WHAT YOU ARE ASKED TO DO. Scan the entries below and extract each line with the word "translation" in it.
-- start MATERIAL SUPPLIED --
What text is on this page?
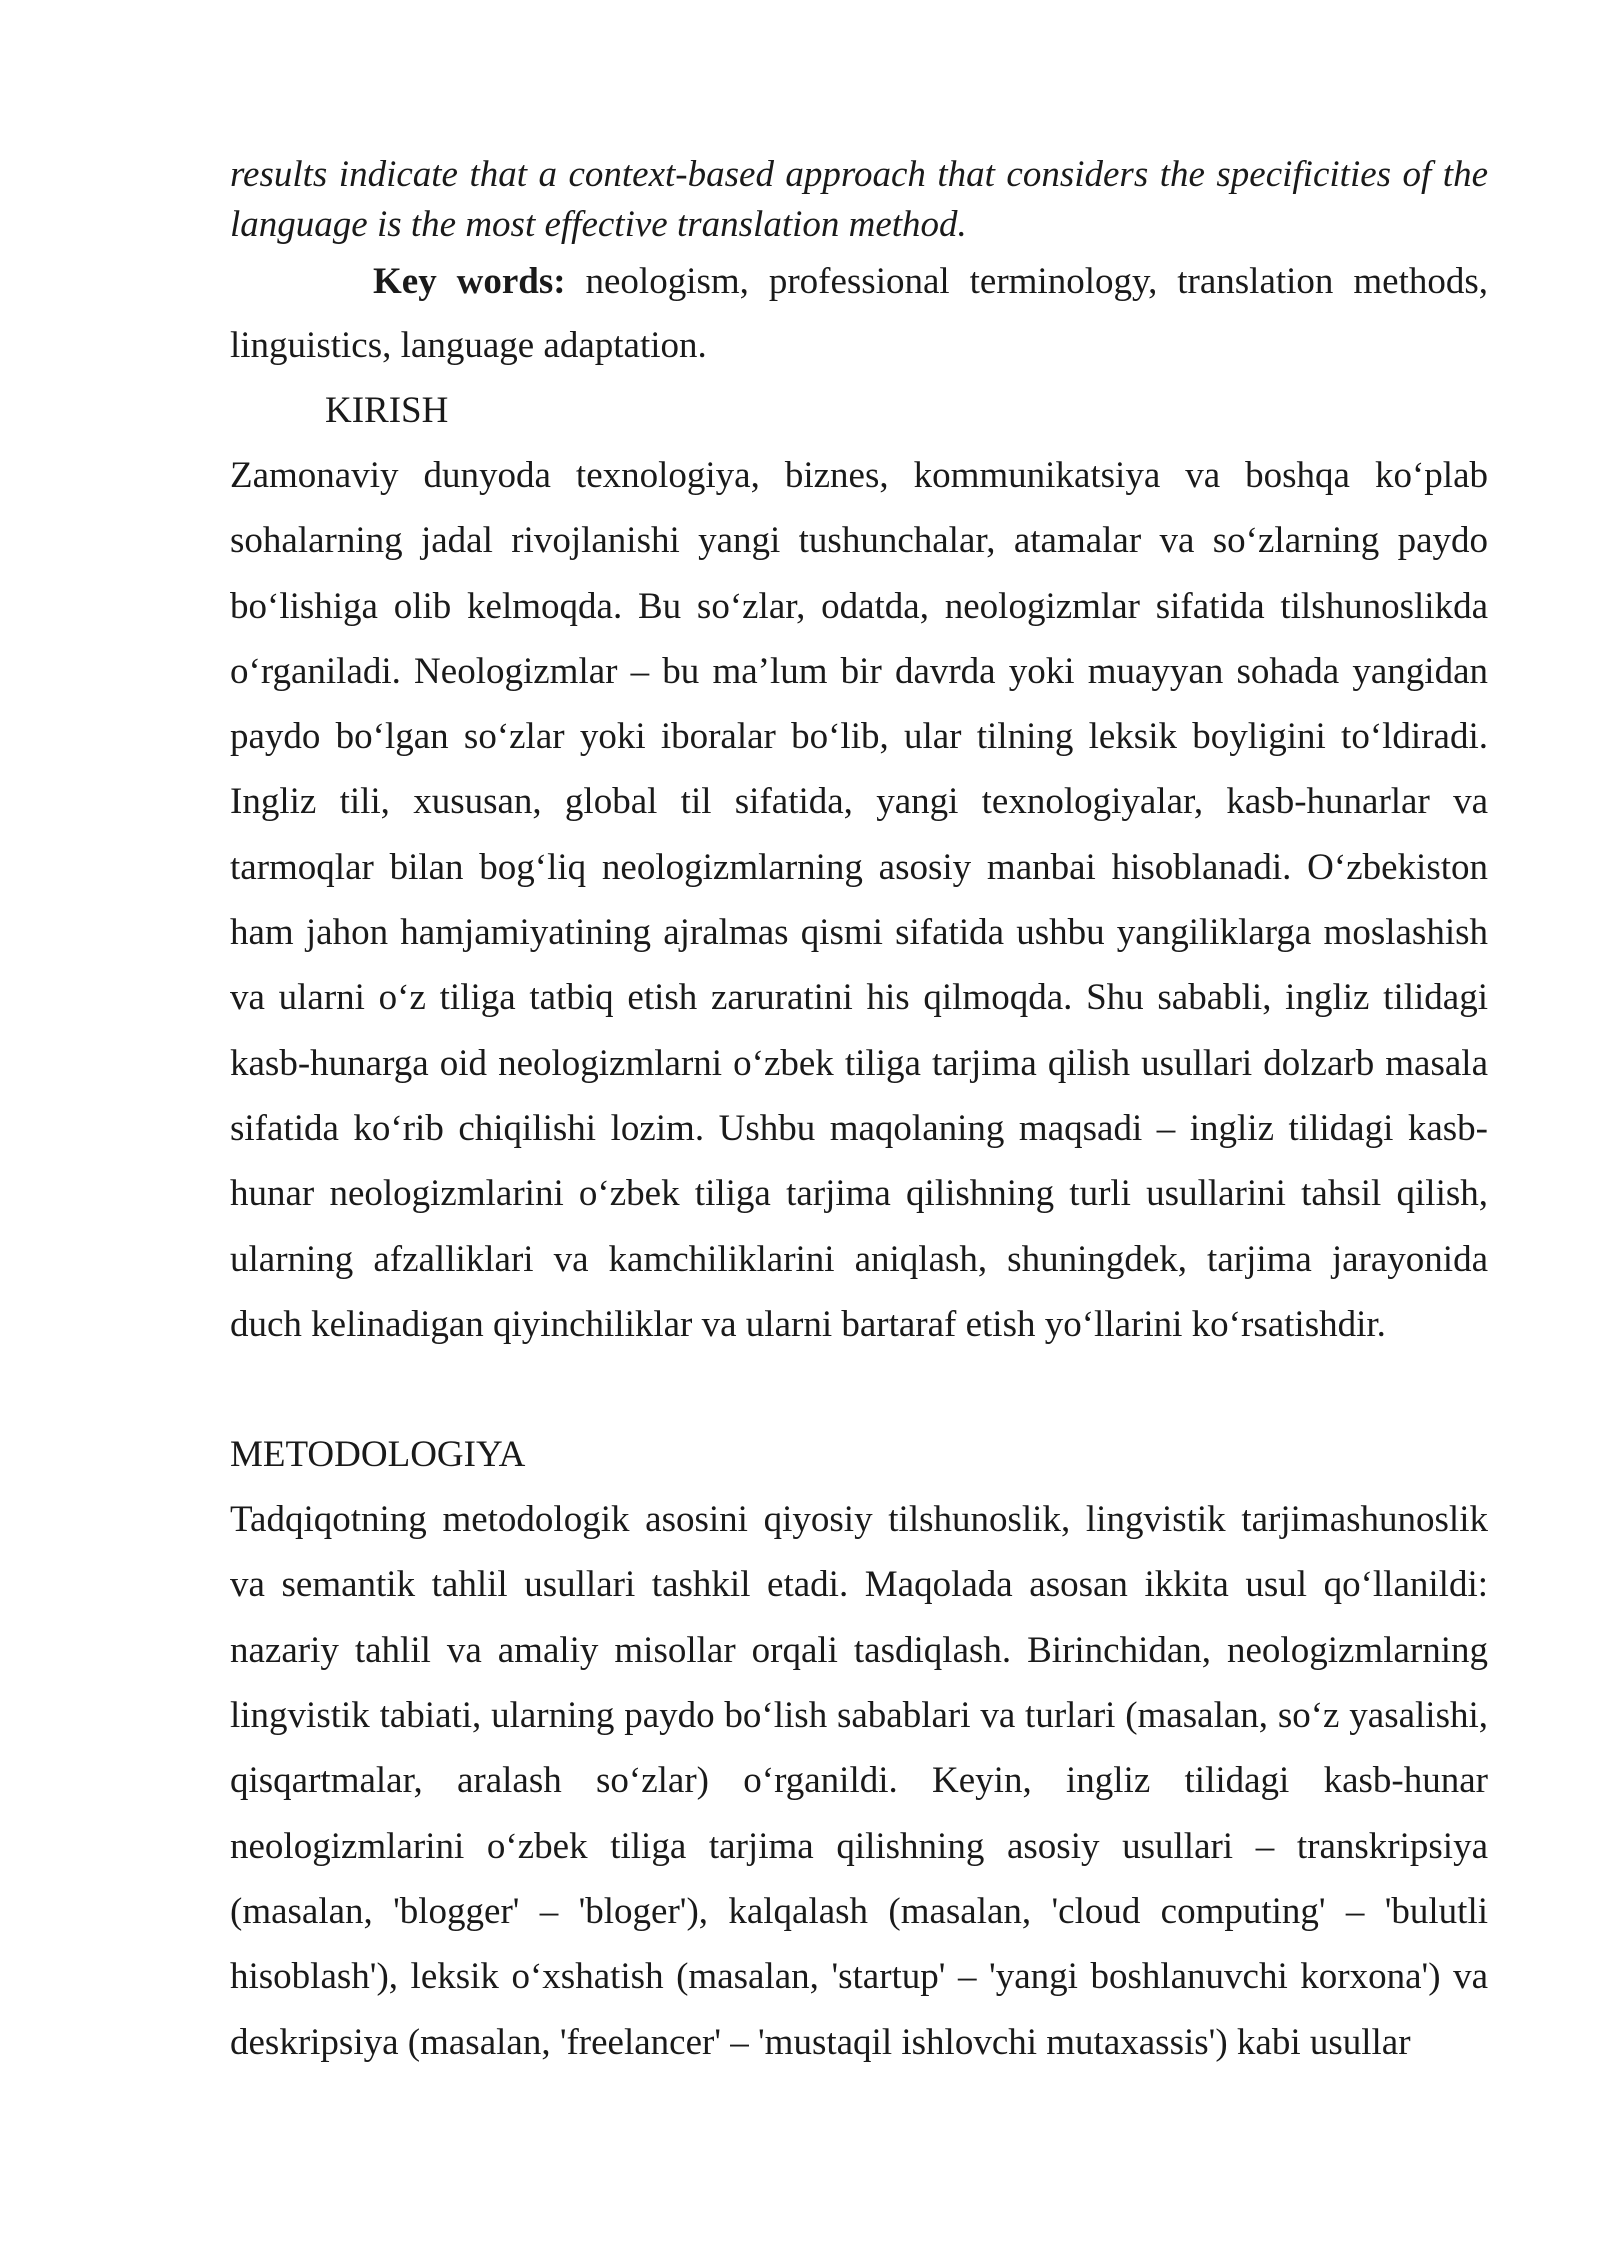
results indicate that a context-based approach that considers the specificities of the language is the most effective translation method.

Key words: neologism, professional terminology, translation methods, linguistics, language adaptation.

KIRISH

Zamonaviy dunyoda texnologiya, biznes, kommunikatsiya va boshqa ko‘plab sohalarning jadal rivojlanishi yangi tushunchalar, atamalar va so‘zlarning paydo bo‘lishiga olib kelmoqda. Bu so‘zlar, odatda, neologizmlar sifatida tilshunoslikda o‘rganiladi. Neologizmlar – bu ma’lum bir davrda yoki muayyan sohada yangidan paydo bo‘lgan so‘zlar yoki iboralar bo‘lib, ular tilning leksik boyligini to‘ldiradi. Ingliz tili, xususan, global til sifatida, yangi texnologiyalar, kasb-hunarlar va tarmoqlar bilan bog‘liq neologizmlarning asosiy manbai hisoblanadi. O‘zbekiston ham jahon hamjamiyatining ajralmas qismi sifatida ushbu yangiliklarga moslashish va ularni o‘z tiliga tatbiq etish zaruratini his qilmoqda. Shu sababli, ingliz tilidagi kasb-hunarga oid neologizmlarni o‘zbek tiliga tarjima qilish usullari dolzarb masala sifatida ko‘rib chiqilishi lozim. Ushbu maqolaning maqsadi – ingliz tilidagi kasb-hunar neologizmlarini o‘zbek tiliga tarjima qilishning turli usullarini tahsil qilish, ularning afzalliklari va kamchiliklarini aniqlash, shuningdek, tarjima jarayonida duch kelinadigan qiyinchiliklar va ularni bartaraf etish yo‘llarini ko‘rsatishdir.

METODOLOGIYA

Tadqiqotning metodologik asosini qiyosiy tilshunoslik, lingvistik tarjimashunoslik va semantik tahlil usullari tashkil etadi. Maqolada asosan ikkita usul qo‘llanildi: nazariy tahlil va amaliy misollar orqali tasdiqlash. Birinchidan, neologizmlarning lingvistik tabiati, ularning paydo bo‘lish sabablari va turlari (masalan, so‘z yasalishi, qisqartmalar, aralash so‘zlar) o‘rganildi. Keyin, ingliz tilidagi kasb-hunar neologizmlarini o‘zbek tiliga tarjima qilishning asosiy usullari – transkripsiya (masalan, 'blogger' – 'bloger'), kalqalash (masalan, 'cloud computing' – 'bulutli hisoblash'), leksik o‘xshatish (masalan, 'startup' – 'yangi boshlanuvchi korxona') va deskripsiya (masalan, 'freelancer' – 'mustaqil ishlovchi mutaxassis') kabi usullar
-- end MATERIAL SUPPLIED --
ANSWER BELOW.
results indicate that a context-based approach that considers the specificities of the language is the most effective translation method.
Key words: neologism, professional terminology, translation methods, linguistics, language adaptation.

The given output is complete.